### Your goal
Output the lines of the entries below beginning at the one with "Parse this screenshot: output" and ending with the last, exactly as written and without pictures.

====

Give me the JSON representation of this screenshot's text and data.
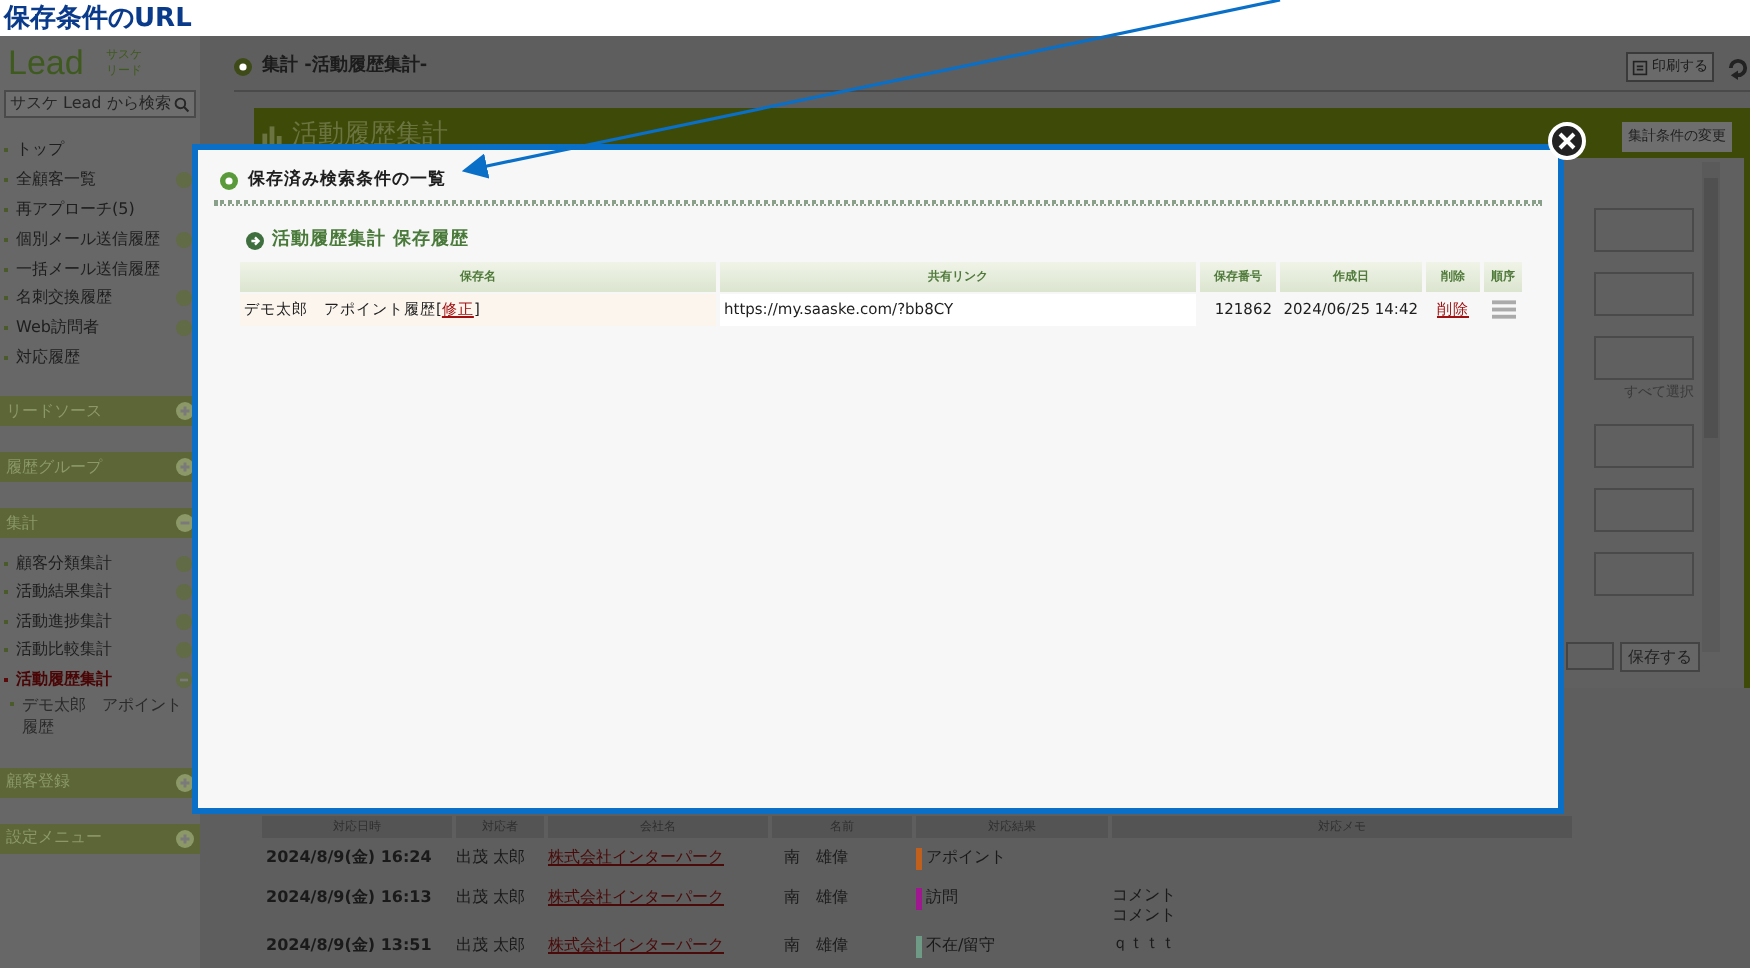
{
  "annotation": {
    "title": "保存条件のURL"
  },
  "sidebar": {
    "logo": "Lead",
    "logo_sub": [
      "サスケ",
      "リード"
    ],
    "search": {
      "placeholder": "サスケ Lead から検索"
    },
    "nav_items": [
      {
        "label": "トップ",
        "has_submenu": false
      },
      {
        "label": "全顧客一覧",
        "has_submenu": true
      },
      {
        "label": "再アプローチ(5)",
        "has_submenu": false
      },
      {
        "label": "個別メール送信履歴",
        "has_submenu": true
      },
      {
        "label": "一括メール送信履歴",
        "has_submenu": false
      },
      {
        "label": "名刺交換履歴",
        "has_submenu": true
      },
      {
        "label": "Web訪問者",
        "has_submenu": true
      },
      {
        "label": "対応履歴",
        "has_submenu": false
      }
    ],
    "sections": [
      {
        "label": "リードソース",
        "expanded": false
      },
      {
        "label": "履歴グループ",
        "expanded": false
      },
      {
        "label": "集計",
        "expanded": true,
        "items": [
          {
            "label": "顧客分類集計",
            "selected": false
          },
          {
            "label": "活動結果集計",
            "selected": false
          },
          {
            "label": "活動進捗集計",
            "selected": false
          },
          {
            "label": "活動比較集計",
            "selected": false
          },
          {
            "label": "活動履歴集計",
            "selected": true,
            "children": [
              {
                "label": "デモ太郎　アポイント履歴"
              }
            ]
          }
        ]
      },
      {
        "label": "顧客登録",
        "expanded": false
      },
      {
        "label": "設定メニュー",
        "expanded": false
      }
    ]
  },
  "header": {
    "title": "集計 -活動履歴集計-",
    "print_button": "印刷する"
  },
  "panel": {
    "title": "活動履歴集計",
    "change_button": "集計条件の変更",
    "select_all": "すべて選択",
    "save_button": "保存する"
  },
  "history_table": {
    "columns": [
      "対応日時",
      "対応者",
      "会社名",
      "名前",
      "対応結果",
      "対応メモ"
    ],
    "rows": [
      {
        "datetime": "2024/8/9(金) 16:24",
        "staff": "出茂 太郎",
        "company": "株式会社インターパーク",
        "name": "南　雄偉",
        "result": "アポイント",
        "color": "#c0601c"
      },
      {
        "datetime": "2024/8/9(金) 16:13",
        "staff": "出茂 太郎",
        "company": "株式会社インターパーク",
        "name": "南　雄偉",
        "result": "訪問",
        "color": "#a01890",
        "memo": "コメントコメント"
      },
      {
        "datetime": "2024/8/9(金) 13:51",
        "staff": "出茂 太郎",
        "company": "株式会社インターパーク",
        "name": "南　雄偉",
        "result": "不在/留守",
        "color": "#6f9a86",
        "memo": "ｑｔｔｔ"
      }
    ]
  },
  "modal": {
    "title": "保存済み検索条件の一覧",
    "subtitle": "活動履歴集計 保存履歴",
    "columns": [
      "保存名",
      "共有リンク",
      "保存番号",
      "作成日",
      "削除",
      "順序"
    ],
    "rows": [
      {
        "name": "デモ太郎　アポイント履歴[",
        "edit_link": "修正",
        "name_close": "]",
        "url": "https://my.saaske.com/?bb8CY",
        "number": "121862",
        "created": "2024/06/25 14:42",
        "delete_link": "削除"
      }
    ]
  }
}
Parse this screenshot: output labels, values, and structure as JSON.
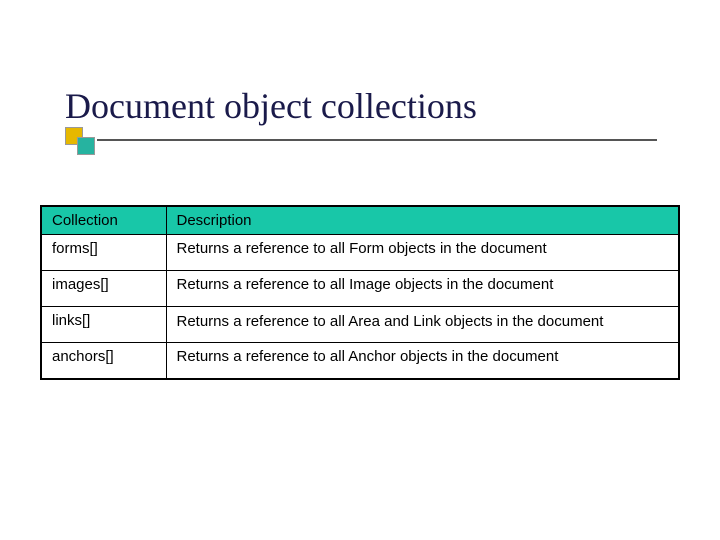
{
  "title": "Document object collections",
  "table": {
    "headers": {
      "collection": "Collection",
      "description": "Description"
    },
    "rows": [
      {
        "collection": "forms[]",
        "description": "Returns a reference to all Form objects in the document"
      },
      {
        "collection": "images[]",
        "description": "Returns a reference to all Image objects in the document"
      },
      {
        "collection": "links[]",
        "description": "Returns a reference to all Area and Link objects in the document"
      },
      {
        "collection": "anchors[]",
        "description": "Returns a reference to all Anchor objects in the document"
      }
    ]
  }
}
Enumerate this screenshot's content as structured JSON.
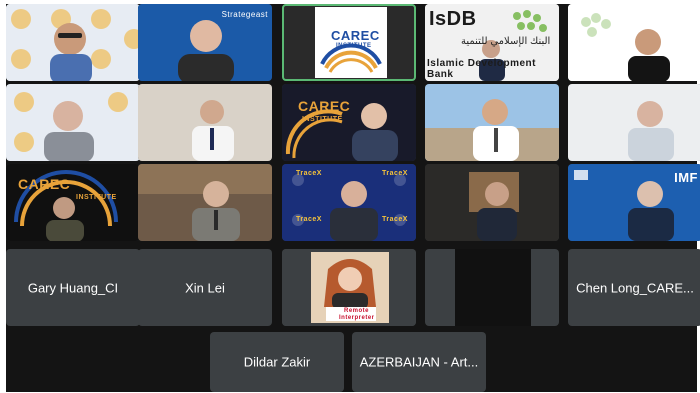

====

### The response
Parse this screenshot: output labels, values, and structure as JSON.
{
  "title": "Document object collections",
  "table": {
    "headers": {
      "collection": "Collection",
      "description": "Description"
    },
    "rows": [
      {
        "collection": "forms[]",
        "description": "Returns a reference to all Form objects in the document"
      },
      {
        "collection": "images[]",
        "description": "Returns a reference to all Image objects in the document"
      },
      {
        "collection": "links[]",
        "description": "Returns a reference to all Area and Link objects in the document"
      },
      {
        "collection": "anchors[]",
        "description": "Returns a reference to all Anchor objects in the document"
      }
    ]
  }
}
Enumerate this screenshot's content as structured JSON.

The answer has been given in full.